## GOAL
Report every line from the material that contains the word "chẵn".
--- Start of MATERIAL ---
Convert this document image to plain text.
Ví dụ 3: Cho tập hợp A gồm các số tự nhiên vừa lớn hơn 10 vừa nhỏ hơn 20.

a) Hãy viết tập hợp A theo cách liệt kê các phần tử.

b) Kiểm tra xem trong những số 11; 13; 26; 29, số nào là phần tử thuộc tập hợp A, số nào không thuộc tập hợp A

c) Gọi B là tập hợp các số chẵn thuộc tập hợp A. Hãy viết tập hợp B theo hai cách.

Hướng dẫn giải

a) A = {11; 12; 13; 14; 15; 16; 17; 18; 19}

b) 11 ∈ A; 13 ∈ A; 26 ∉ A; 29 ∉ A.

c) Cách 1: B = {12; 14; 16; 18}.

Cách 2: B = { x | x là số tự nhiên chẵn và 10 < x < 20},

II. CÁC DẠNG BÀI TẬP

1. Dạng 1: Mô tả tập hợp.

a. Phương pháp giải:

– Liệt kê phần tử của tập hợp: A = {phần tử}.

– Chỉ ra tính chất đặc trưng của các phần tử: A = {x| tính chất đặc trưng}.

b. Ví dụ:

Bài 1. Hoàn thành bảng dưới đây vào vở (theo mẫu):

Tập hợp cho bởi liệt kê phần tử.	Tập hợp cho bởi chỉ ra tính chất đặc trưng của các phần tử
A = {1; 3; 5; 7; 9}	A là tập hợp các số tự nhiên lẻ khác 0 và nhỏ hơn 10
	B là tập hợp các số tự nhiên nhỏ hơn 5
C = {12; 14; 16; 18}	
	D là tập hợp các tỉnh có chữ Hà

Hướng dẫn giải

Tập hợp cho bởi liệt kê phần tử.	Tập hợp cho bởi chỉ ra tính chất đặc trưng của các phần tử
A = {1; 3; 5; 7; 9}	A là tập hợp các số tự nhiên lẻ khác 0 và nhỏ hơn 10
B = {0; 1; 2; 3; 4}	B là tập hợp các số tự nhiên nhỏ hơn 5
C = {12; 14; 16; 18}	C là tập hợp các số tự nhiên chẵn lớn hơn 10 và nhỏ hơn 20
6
--- End of MATERIAL ---
## WRITTEN RESPONSE
c) Gọi B là tập hợp các số chẵn thuộc tập hợp A. Hãy viết tập hợp B theo hai cách.
Cách 2: B = { x | x là số tự nhiên chẵn và 10 < x < 20},
C = {12; 14; 16; 18}	C là tập hợp các số tự nhiên chẵn lớn hơn 10 và nhỏ hơn 20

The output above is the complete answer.